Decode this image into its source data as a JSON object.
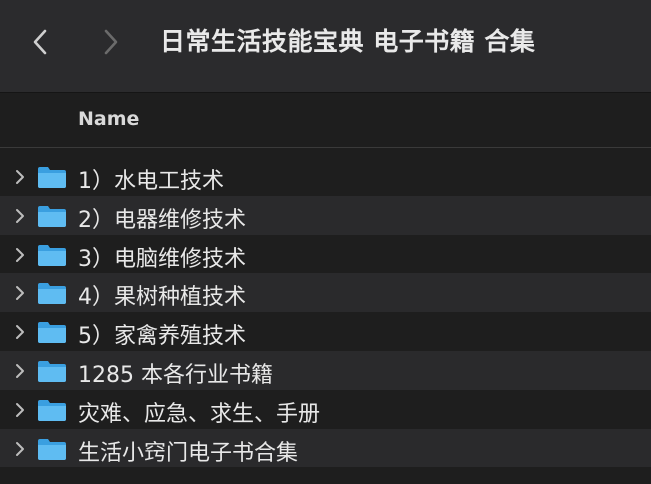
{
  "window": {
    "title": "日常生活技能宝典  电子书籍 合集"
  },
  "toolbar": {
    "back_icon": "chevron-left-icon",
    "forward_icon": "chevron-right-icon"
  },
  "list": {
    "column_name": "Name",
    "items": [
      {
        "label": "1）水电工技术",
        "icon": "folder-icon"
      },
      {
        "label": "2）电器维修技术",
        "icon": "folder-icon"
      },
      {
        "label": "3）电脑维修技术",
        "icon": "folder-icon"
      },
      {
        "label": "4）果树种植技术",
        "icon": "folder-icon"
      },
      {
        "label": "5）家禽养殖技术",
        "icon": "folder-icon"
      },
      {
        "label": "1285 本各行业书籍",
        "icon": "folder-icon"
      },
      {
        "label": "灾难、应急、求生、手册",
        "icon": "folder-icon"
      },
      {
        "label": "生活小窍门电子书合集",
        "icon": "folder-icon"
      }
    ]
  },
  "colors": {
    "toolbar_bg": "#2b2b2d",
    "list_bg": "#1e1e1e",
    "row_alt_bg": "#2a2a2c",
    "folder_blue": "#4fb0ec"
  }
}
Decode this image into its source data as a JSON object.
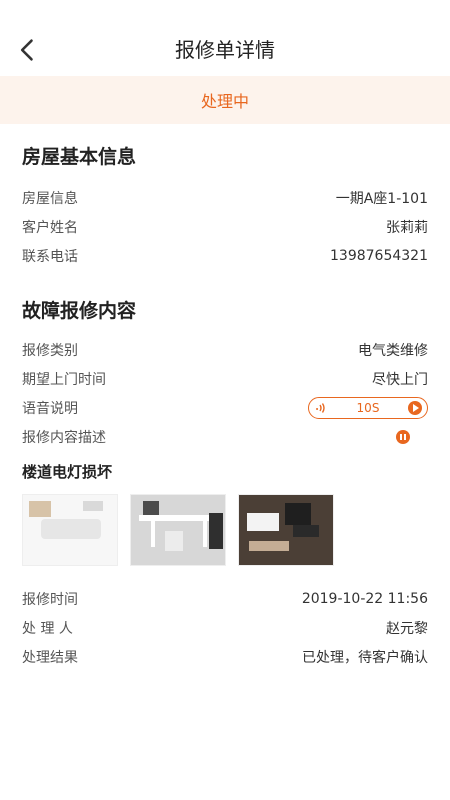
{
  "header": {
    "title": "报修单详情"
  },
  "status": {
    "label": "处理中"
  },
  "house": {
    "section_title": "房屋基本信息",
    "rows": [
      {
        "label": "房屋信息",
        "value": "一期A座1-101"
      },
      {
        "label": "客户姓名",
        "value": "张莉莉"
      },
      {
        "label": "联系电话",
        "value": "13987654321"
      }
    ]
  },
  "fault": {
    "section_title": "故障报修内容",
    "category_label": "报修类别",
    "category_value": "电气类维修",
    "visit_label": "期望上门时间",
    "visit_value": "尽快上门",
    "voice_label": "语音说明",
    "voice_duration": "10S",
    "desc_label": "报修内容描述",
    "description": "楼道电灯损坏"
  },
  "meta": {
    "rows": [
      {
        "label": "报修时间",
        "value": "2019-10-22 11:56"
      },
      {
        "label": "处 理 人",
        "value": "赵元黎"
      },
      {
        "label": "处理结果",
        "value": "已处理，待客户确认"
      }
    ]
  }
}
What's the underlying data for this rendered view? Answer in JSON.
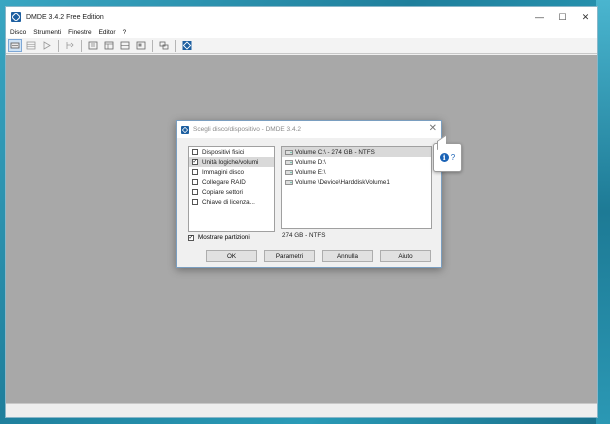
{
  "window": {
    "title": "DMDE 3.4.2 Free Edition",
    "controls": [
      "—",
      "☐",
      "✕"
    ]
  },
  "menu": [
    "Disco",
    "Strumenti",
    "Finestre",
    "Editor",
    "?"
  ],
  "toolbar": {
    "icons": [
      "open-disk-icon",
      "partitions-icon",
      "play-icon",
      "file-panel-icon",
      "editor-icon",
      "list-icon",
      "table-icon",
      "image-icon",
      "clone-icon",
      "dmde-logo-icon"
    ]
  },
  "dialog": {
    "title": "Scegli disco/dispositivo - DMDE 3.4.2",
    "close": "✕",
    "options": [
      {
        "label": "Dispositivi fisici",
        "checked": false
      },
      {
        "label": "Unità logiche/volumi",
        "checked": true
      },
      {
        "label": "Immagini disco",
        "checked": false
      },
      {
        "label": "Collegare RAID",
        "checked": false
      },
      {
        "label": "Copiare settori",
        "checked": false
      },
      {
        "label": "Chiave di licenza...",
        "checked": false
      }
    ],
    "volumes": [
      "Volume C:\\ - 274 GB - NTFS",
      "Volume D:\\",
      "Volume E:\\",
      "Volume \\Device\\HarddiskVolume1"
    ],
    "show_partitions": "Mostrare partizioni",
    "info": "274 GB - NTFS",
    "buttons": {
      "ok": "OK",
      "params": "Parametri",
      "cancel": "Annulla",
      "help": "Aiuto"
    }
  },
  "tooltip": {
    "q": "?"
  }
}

■ Set problem
Write out each line of the data exactly; the images should be left out.

■ Exercise answer
Decode this image into its source data as a JSON object.
{
  "window": {
    "title": "日常生活技能宝典  电子书籍 合集"
  },
  "toolbar": {
    "back_icon": "chevron-left-icon",
    "forward_icon": "chevron-right-icon"
  },
  "list": {
    "column_name": "Name",
    "items": [
      {
        "label": "1）水电工技术",
        "icon": "folder-icon"
      },
      {
        "label": "2）电器维修技术",
        "icon": "folder-icon"
      },
      {
        "label": "3）电脑维修技术",
        "icon": "folder-icon"
      },
      {
        "label": "4）果树种植技术",
        "icon": "folder-icon"
      },
      {
        "label": "5）家禽养殖技术",
        "icon": "folder-icon"
      },
      {
        "label": "1285 本各行业书籍",
        "icon": "folder-icon"
      },
      {
        "label": "灾难、应急、求生、手册",
        "icon": "folder-icon"
      },
      {
        "label": "生活小窍门电子书合集",
        "icon": "folder-icon"
      }
    ]
  },
  "colors": {
    "toolbar_bg": "#2b2b2d",
    "list_bg": "#1e1e1e",
    "row_alt_bg": "#2a2a2c",
    "folder_blue": "#4fb0ec"
  }
}
Decode this image into its source data as a JSON object.
{
  "header": {
    "title": "报修单详情"
  },
  "status": {
    "label": "处理中"
  },
  "house": {
    "section_title": "房屋基本信息",
    "rows": [
      {
        "label": "房屋信息",
        "value": "一期A座1-101"
      },
      {
        "label": "客户姓名",
        "value": "张莉莉"
      },
      {
        "label": "联系电话",
        "value": "13987654321"
      }
    ]
  },
  "fault": {
    "section_title": "故障报修内容",
    "category_label": "报修类别",
    "category_value": "电气类维修",
    "visit_label": "期望上门时间",
    "visit_value": "尽快上门",
    "voice_label": "语音说明",
    "voice_duration": "10S",
    "desc_label": "报修内容描述",
    "description": "楼道电灯损坏"
  },
  "meta": {
    "rows": [
      {
        "label": "报修时间",
        "value": "2019-10-22 11:56"
      },
      {
        "label": "处 理 人",
        "value": "赵元黎"
      },
      {
        "label": "处理结果",
        "value": "已处理，待客户确认"
      }
    ]
  }
}
What's the underlying data for this rendered view? Answer in JSON.
{
  "window": {
    "title": "DMDE 3.4.2 Free Edition",
    "controls": [
      "—",
      "☐",
      "✕"
    ]
  },
  "menu": [
    "Disco",
    "Strumenti",
    "Finestre",
    "Editor",
    "?"
  ],
  "toolbar": {
    "icons": [
      "open-disk-icon",
      "partitions-icon",
      "play-icon",
      "file-panel-icon",
      "editor-icon",
      "list-icon",
      "table-icon",
      "image-icon",
      "clone-icon",
      "dmde-logo-icon"
    ]
  },
  "dialog": {
    "title": "Scegli disco/dispositivo - DMDE 3.4.2",
    "close": "✕",
    "options": [
      {
        "label": "Dispositivi fisici",
        "checked": false
      },
      {
        "label": "Unità logiche/volumi",
        "checked": true
      },
      {
        "label": "Immagini disco",
        "checked": false
      },
      {
        "label": "Collegare RAID",
        "checked": false
      },
      {
        "label": "Copiare settori",
        "checked": false
      },
      {
        "label": "Chiave di licenza...",
        "checked": false
      }
    ],
    "volumes": [
      "Volume C:\\ - 274 GB - NTFS",
      "Volume D:\\",
      "Volume E:\\",
      "Volume \\Device\\HarddiskVolume1"
    ],
    "show_partitions": "Mostrare partizioni",
    "info": "274 GB - NTFS",
    "buttons": {
      "ok": "OK",
      "params": "Parametri",
      "cancel": "Annulla",
      "help": "Aiuto"
    }
  },
  "tooltip": {
    "q": "?"
  }
}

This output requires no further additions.